• **AIM OF THE TASK**
Copy each of the entries below faithfully, setting aside any pictures.

####################

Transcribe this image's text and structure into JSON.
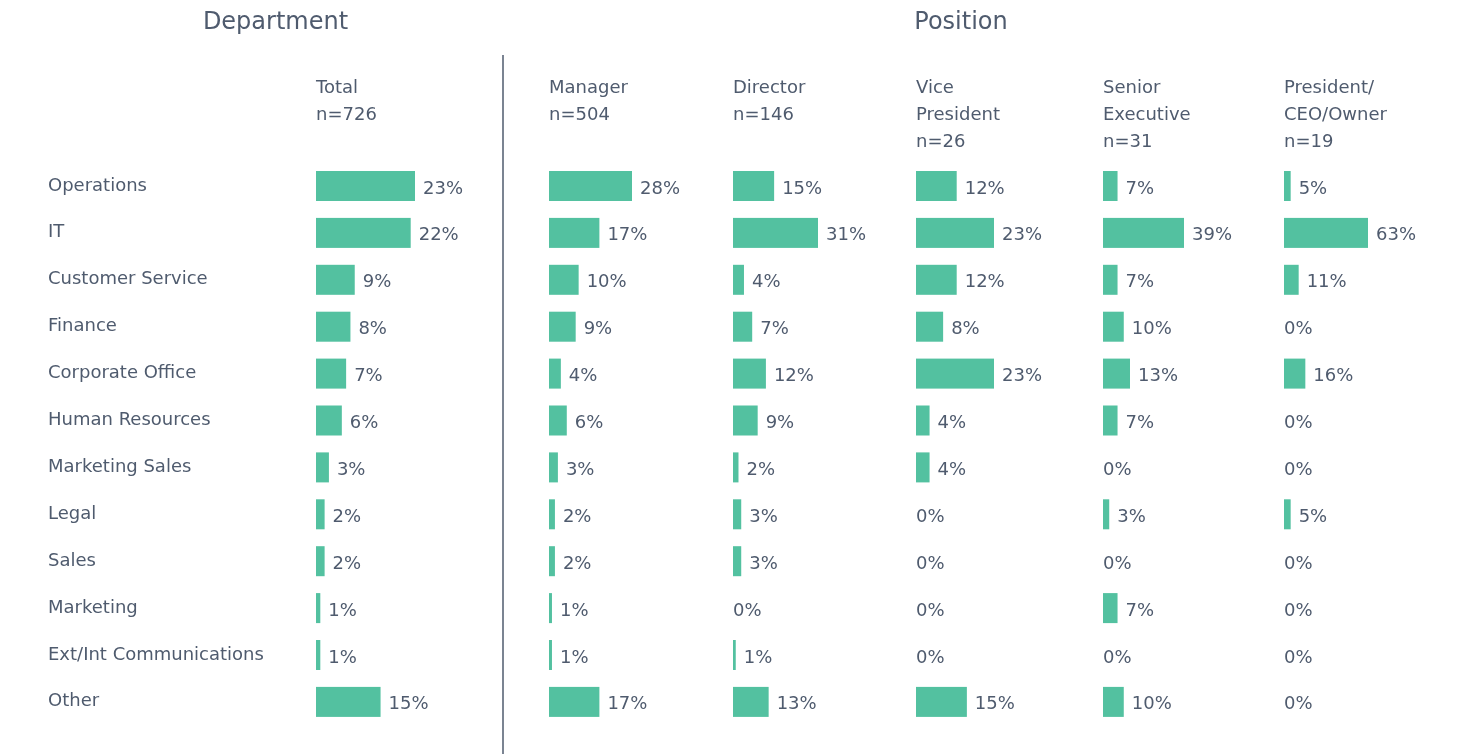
{
  "chart_data": [
    {
      "type": "bar",
      "orientation": "horizontal",
      "annotations": [
        "Department"
      ],
      "title": "Total",
      "subtitle": "n=726",
      "tick_labels": "y",
      "color": "#53c1a0",
      "categories": [
        "Operations",
        "IT",
        "Customer Service",
        "Finance",
        "Corporate Office",
        "Human Resources",
        "Marketing Sales",
        "Legal",
        "Sales",
        "Marketing",
        "Ext/Int Communications",
        "Other"
      ],
      "values": [
        23,
        22,
        9,
        8,
        7,
        6,
        3,
        2,
        2,
        1,
        1,
        15
      ],
      "value_labels": [
        "23%",
        "22%",
        "9%",
        "8%",
        "7%",
        "6%",
        "3%",
        "2%",
        "2%",
        "1%",
        "1%",
        "15%"
      ]
    },
    {
      "type": "bar",
      "orientation": "horizontal",
      "annotations": [
        "Position"
      ],
      "title": "Manager",
      "subtitle": "n=504",
      "color": "#53c1a0",
      "categories": [
        null,
        null,
        null,
        null,
        null,
        null,
        null,
        null,
        null,
        null,
        null,
        null
      ],
      "values": [
        28,
        17,
        10,
        9,
        4,
        6,
        3,
        2,
        2,
        1,
        1,
        17
      ],
      "value_labels": [
        "28%",
        "17%",
        "10%",
        "9%",
        "4%",
        "6%",
        "3%",
        "2%",
        "2%",
        "1%",
        "1%",
        "17%"
      ]
    },
    {
      "type": "bar",
      "orientation": "horizontal",
      "title": "Director",
      "subtitle": "n=146",
      "color": "#53c1a0",
      "categories": [
        null,
        null,
        null,
        null,
        null,
        null,
        null,
        null,
        null,
        null,
        null,
        null
      ],
      "values": [
        15,
        31,
        4,
        7,
        12,
        9,
        2,
        3,
        3,
        0,
        1,
        13
      ],
      "value_labels": [
        "15%",
        "31%",
        "4%",
        "7%",
        "12%",
        "9%",
        "2%",
        "3%",
        "3%",
        "0%",
        "1%",
        "13%"
      ]
    },
    {
      "type": "bar",
      "orientation": "horizontal",
      "title": "Vice\nPresident",
      "subtitle": "n=26",
      "color": "#53c1a0",
      "categories": [
        null,
        null,
        null,
        null,
        null,
        null,
        null,
        null,
        null,
        null,
        null,
        null
      ],
      "values": [
        12,
        23,
        12,
        8,
        23,
        4,
        4,
        0,
        0,
        0,
        0,
        15
      ],
      "value_labels": [
        "12%",
        "23%",
        "12%",
        "8%",
        "23%",
        "4%",
        "4%",
        "0%",
        "0%",
        "0%",
        "0%",
        "15%"
      ]
    },
    {
      "type": "bar",
      "orientation": "horizontal",
      "title": "Senior\nExecutive",
      "subtitle": "n=31",
      "color": "#53c1a0",
      "categories": [
        null,
        null,
        null,
        null,
        null,
        null,
        null,
        null,
        null,
        null,
        null,
        null
      ],
      "values": [
        7,
        39,
        7,
        10,
        13,
        7,
        0,
        3,
        0,
        7,
        0,
        10
      ],
      "value_labels": [
        "7%",
        "39%",
        "7%",
        "10%",
        "13%",
        "7%",
        "0%",
        "3%",
        "0%",
        "7%",
        "0%",
        "10%"
      ]
    },
    {
      "type": "bar",
      "orientation": "horizontal",
      "title": "President/\nCEO/Owner",
      "subtitle": "n=19",
      "color": "#53c1a0",
      "categories": [
        null,
        null,
        null,
        null,
        null,
        null,
        null,
        null,
        null,
        null,
        null,
        null
      ],
      "values": [
        5,
        63,
        11,
        0,
        16,
        0,
        0,
        5,
        0,
        0,
        0,
        0
      ],
      "value_labels": [
        "5%",
        "63%",
        "11%",
        "0%",
        "16%",
        "0%",
        "0%",
        "5%",
        "0%",
        "0%",
        "0%",
        "0%"
      ]
    }
  ]
}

####################

• **COMPLETED TASK**
Transcribe this image's text and structure into JSON.
{
  "chart_data": [
    {
      "type": "bar",
      "orientation": "horizontal",
      "annotations": [
        "Department"
      ],
      "title": "Total",
      "subtitle": "n=726",
      "tick_labels": "y",
      "color": "#53c1a0",
      "categories": [
        "Operations",
        "IT",
        "Customer Service",
        "Finance",
        "Corporate Office",
        "Human Resources",
        "Marketing Sales",
        "Legal",
        "Sales",
        "Marketing",
        "Ext/Int Communications",
        "Other"
      ],
      "values": [
        23,
        22,
        9,
        8,
        7,
        6,
        3,
        2,
        2,
        1,
        1,
        15
      ],
      "value_labels": [
        "23%",
        "22%",
        "9%",
        "8%",
        "7%",
        "6%",
        "3%",
        "2%",
        "2%",
        "1%",
        "1%",
        "15%"
      ]
    },
    {
      "type": "bar",
      "orientation": "horizontal",
      "annotations": [
        "Position"
      ],
      "title": "Manager",
      "subtitle": "n=504",
      "color": "#53c1a0",
      "categories": [
        null,
        null,
        null,
        null,
        null,
        null,
        null,
        null,
        null,
        null,
        null,
        null
      ],
      "values": [
        28,
        17,
        10,
        9,
        4,
        6,
        3,
        2,
        2,
        1,
        1,
        17
      ],
      "value_labels": [
        "28%",
        "17%",
        "10%",
        "9%",
        "4%",
        "6%",
        "3%",
        "2%",
        "2%",
        "1%",
        "1%",
        "17%"
      ]
    },
    {
      "type": "bar",
      "orientation": "horizontal",
      "title": "Director",
      "subtitle": "n=146",
      "color": "#53c1a0",
      "categories": [
        null,
        null,
        null,
        null,
        null,
        null,
        null,
        null,
        null,
        null,
        null,
        null
      ],
      "values": [
        15,
        31,
        4,
        7,
        12,
        9,
        2,
        3,
        3,
        0,
        1,
        13
      ],
      "value_labels": [
        "15%",
        "31%",
        "4%",
        "7%",
        "12%",
        "9%",
        "2%",
        "3%",
        "3%",
        "0%",
        "1%",
        "13%"
      ]
    },
    {
      "type": "bar",
      "orientation": "horizontal",
      "title": "Vice\nPresident",
      "subtitle": "n=26",
      "color": "#53c1a0",
      "categories": [
        null,
        null,
        null,
        null,
        null,
        null,
        null,
        null,
        null,
        null,
        null,
        null
      ],
      "values": [
        12,
        23,
        12,
        8,
        23,
        4,
        4,
        0,
        0,
        0,
        0,
        15
      ],
      "value_labels": [
        "12%",
        "23%",
        "12%",
        "8%",
        "23%",
        "4%",
        "4%",
        "0%",
        "0%",
        "0%",
        "0%",
        "15%"
      ]
    },
    {
      "type": "bar",
      "orientation": "horizontal",
      "title": "Senior\nExecutive",
      "subtitle": "n=31",
      "color": "#53c1a0",
      "categories": [
        null,
        null,
        null,
        null,
        null,
        null,
        null,
        null,
        null,
        null,
        null,
        null
      ],
      "values": [
        7,
        39,
        7,
        10,
        13,
        7,
        0,
        3,
        0,
        7,
        0,
        10
      ],
      "value_labels": [
        "7%",
        "39%",
        "7%",
        "10%",
        "13%",
        "7%",
        "0%",
        "3%",
        "0%",
        "7%",
        "0%",
        "10%"
      ]
    },
    {
      "type": "bar",
      "orientation": "horizontal",
      "title": "President/\nCEO/Owner",
      "subtitle": "n=19",
      "color": "#53c1a0",
      "categories": [
        null,
        null,
        null,
        null,
        null,
        null,
        null,
        null,
        null,
        null,
        null,
        null
      ],
      "values": [
        5,
        63,
        11,
        0,
        16,
        0,
        0,
        5,
        0,
        0,
        0,
        0
      ],
      "value_labels": [
        "5%",
        "63%",
        "11%",
        "0%",
        "16%",
        "0%",
        "0%",
        "5%",
        "0%",
        "0%",
        "0%",
        "0%"
      ]
    }
  ]
}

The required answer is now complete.